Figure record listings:
——

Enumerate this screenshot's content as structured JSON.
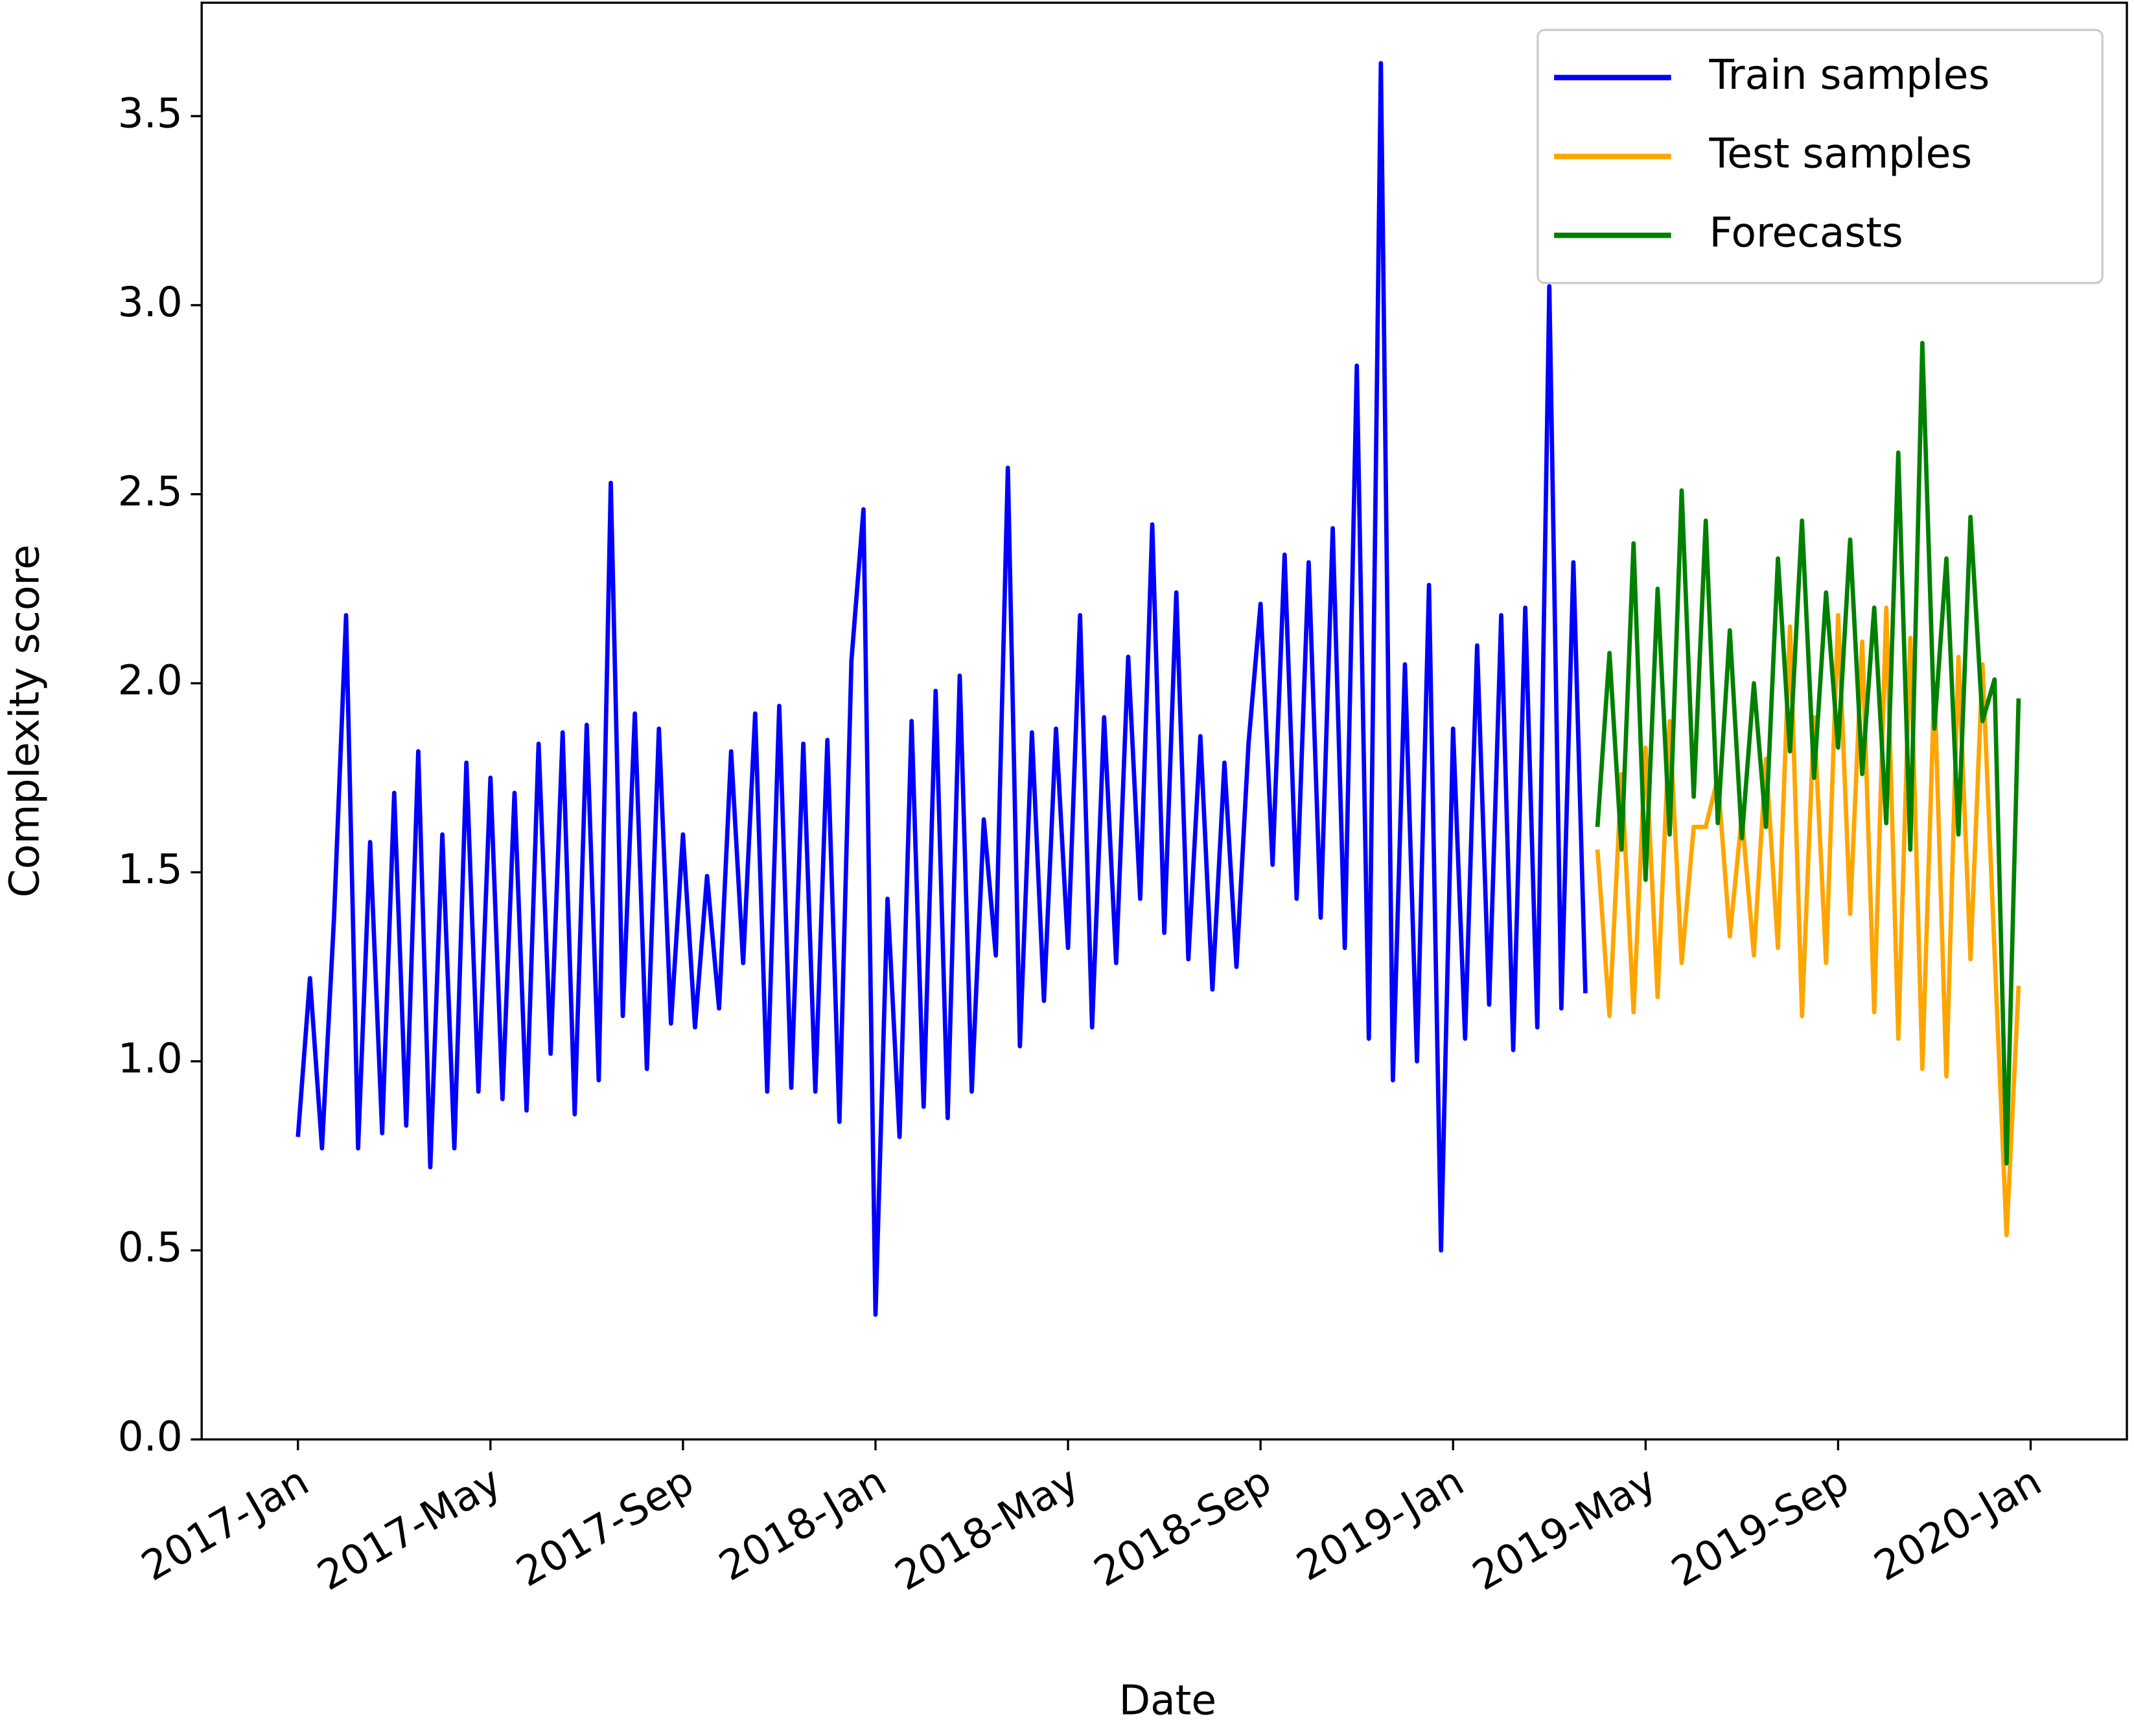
{
  "chart_data": {
    "type": "line",
    "xlabel": "Date",
    "ylabel": "Complexity score",
    "xlim": [
      "2016-11",
      "2020-03"
    ],
    "xticks": [
      {
        "value": "2017-01",
        "label": "2017-Jan"
      },
      {
        "value": "2017-05",
        "label": "2017-May"
      },
      {
        "value": "2017-09",
        "label": "2017-Sep"
      },
      {
        "value": "2018-01",
        "label": "2018-Jan"
      },
      {
        "value": "2018-05",
        "label": "2018-May"
      },
      {
        "value": "2018-09",
        "label": "2018-Sep"
      },
      {
        "value": "2019-01",
        "label": "2019-Jan"
      },
      {
        "value": "2019-05",
        "label": "2019-May"
      },
      {
        "value": "2019-09",
        "label": "2019-Sep"
      },
      {
        "value": "2020-01",
        "label": "2020-Jan"
      }
    ],
    "ylim": [
      0,
      3.8
    ],
    "yticks": [
      {
        "value": 0,
        "label": "0.0"
      },
      0.5,
      {
        "value": 1,
        "label": "1.0"
      },
      1.5,
      {
        "value": 2,
        "label": "2.0"
      },
      2.5,
      {
        "value": 3,
        "label": "3.0"
      },
      3.5
    ],
    "legend": "upper right",
    "series": [
      {
        "name": "Train samples",
        "color": "#0000ff",
        "x": [
          "2017-01",
          "2017-01",
          "2017-01",
          "2017-01",
          "2017-02",
          "2017-02",
          "2017-02",
          "2017-02",
          "2017-03",
          "2017-03",
          "2017-03",
          "2017-03",
          "2017-04",
          "2017-04",
          "2017-04",
          "2017-04",
          "2017-05",
          "2017-05",
          "2017-05",
          "2017-05",
          "2017-06",
          "2017-06",
          "2017-06",
          "2017-06",
          "2017-07",
          "2017-07",
          "2017-07",
          "2017-07",
          "2017-08",
          "2017-08",
          "2017-08",
          "2017-08",
          "2017-09",
          "2017-09",
          "2017-09",
          "2017-09",
          "2017-10",
          "2017-10",
          "2017-10",
          "2017-10",
          "2017-11",
          "2017-11",
          "2017-11",
          "2017-11",
          "2017-12",
          "2017-12",
          "2017-12",
          "2017-12",
          "2018-01",
          "2018-01",
          "2018-01",
          "2018-01",
          "2018-02",
          "2018-02",
          "2018-02",
          "2018-02",
          "2018-03",
          "2018-03",
          "2018-03",
          "2018-03",
          "2018-04",
          "2018-04",
          "2018-04",
          "2018-04",
          "2018-05",
          "2018-05",
          "2018-05",
          "2018-05",
          "2018-06",
          "2018-06",
          "2018-06",
          "2018-06",
          "2018-07",
          "2018-07",
          "2018-07",
          "2018-07",
          "2018-08",
          "2018-08",
          "2018-08",
          "2018-08",
          "2018-09",
          "2018-09",
          "2018-09",
          "2018-09",
          "2018-10",
          "2018-10",
          "2018-10",
          "2018-10",
          "2018-11",
          "2018-11",
          "2018-11",
          "2018-11",
          "2018-12",
          "2018-12",
          "2018-12",
          "2018-12",
          "2019-01",
          "2019-01",
          "2019-01",
          "2019-01",
          "2019-02",
          "2019-02",
          "2019-02",
          "2019-02",
          "2019-03",
          "2019-03",
          "2019-03",
          "2019-03"
        ],
        "values": [
          0.8,
          1.22,
          0.77,
          1.38,
          2.18,
          0.77,
          1.58,
          0.81,
          1.71,
          0.83,
          1.82,
          0.72,
          1.6,
          0.77,
          1.79,
          0.92,
          1.75,
          0.9,
          1.71,
          0.87,
          1.84,
          1.02,
          1.87,
          0.86,
          1.89,
          0.95,
          2.53,
          1.12,
          1.92,
          0.98,
          1.88,
          1.1,
          1.6,
          1.09,
          1.49,
          1.14,
          1.82,
          1.26,
          1.92,
          0.92,
          1.94,
          0.93,
          1.84,
          0.92,
          1.85,
          0.84,
          2.06,
          2.46,
          0.33,
          1.43,
          0.8,
          1.9,
          0.88,
          1.98,
          0.85,
          2.02,
          0.92,
          1.64,
          1.28,
          2.57,
          1.04,
          1.87,
          1.16,
          1.88,
          1.3,
          2.18,
          1.09,
          1.91,
          1.26,
          2.07,
          1.43,
          2.42,
          1.34,
          2.24,
          1.27,
          1.86,
          1.19,
          1.79,
          1.25,
          1.84,
          2.21,
          1.52,
          2.34,
          1.43,
          2.32,
          1.38,
          2.41,
          1.3,
          2.84,
          1.06,
          3.64,
          0.95,
          2.05,
          1.0,
          2.26,
          0.5,
          1.88,
          1.06,
          2.1,
          1.15,
          2.18,
          1.03,
          2.2,
          1.09,
          3.05,
          1.14,
          2.32,
          1.18
        ]
      },
      {
        "name": "Test samples",
        "color": "#ffa500",
        "x": [
          "2019-04",
          "2019-04",
          "2019-04",
          "2019-04",
          "2019-05",
          "2019-05",
          "2019-05",
          "2019-05",
          "2019-06",
          "2019-06",
          "2019-06",
          "2019-06",
          "2019-07",
          "2019-07",
          "2019-07",
          "2019-07",
          "2019-08",
          "2019-08",
          "2019-08",
          "2019-08",
          "2019-09",
          "2019-09",
          "2019-09",
          "2019-09",
          "2019-10",
          "2019-10",
          "2019-10",
          "2019-10",
          "2019-11",
          "2019-11",
          "2019-11",
          "2019-11",
          "2019-12",
          "2019-12",
          "2019-12",
          "2019-12"
        ],
        "values": [
          1.56,
          1.12,
          1.76,
          1.13,
          1.83,
          1.17,
          1.9,
          1.26,
          1.62,
          1.62,
          1.75,
          1.33,
          1.65,
          1.28,
          1.8,
          1.3,
          2.15,
          1.12,
          1.91,
          1.26,
          2.18,
          1.39,
          2.11,
          1.13,
          2.2,
          1.06,
          2.12,
          0.98,
          2.0,
          0.96,
          2.07,
          1.27,
          2.05,
          1.29,
          0.54,
          1.2
        ]
      },
      {
        "name": "Forecasts",
        "color": "#008000",
        "x": [
          "2019-04",
          "2019-04",
          "2019-04",
          "2019-04",
          "2019-05",
          "2019-05",
          "2019-05",
          "2019-05",
          "2019-06",
          "2019-06",
          "2019-06",
          "2019-06",
          "2019-07",
          "2019-07",
          "2019-07",
          "2019-07",
          "2019-08",
          "2019-08",
          "2019-08",
          "2019-08",
          "2019-09",
          "2019-09",
          "2019-09",
          "2019-09",
          "2019-10",
          "2019-10",
          "2019-10",
          "2019-10",
          "2019-11",
          "2019-11",
          "2019-11",
          "2019-11",
          "2019-12",
          "2019-12",
          "2019-12",
          "2019-12"
        ],
        "values": [
          1.62,
          2.08,
          1.56,
          2.37,
          1.48,
          2.25,
          1.6,
          2.51,
          1.7,
          2.43,
          1.63,
          2.14,
          1.59,
          2.0,
          1.62,
          2.33,
          1.82,
          2.43,
          1.75,
          2.24,
          1.83,
          2.38,
          1.76,
          2.2,
          1.63,
          2.61,
          1.56,
          2.9,
          1.88,
          2.33,
          1.6,
          2.44,
          1.9,
          2.01,
          0.73,
          1.96
        ]
      }
    ]
  }
}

——

DIRECTION: Figure out how many lines above include the string "name", then report that number and nothing else.

EXPECTED OUTPUT: 3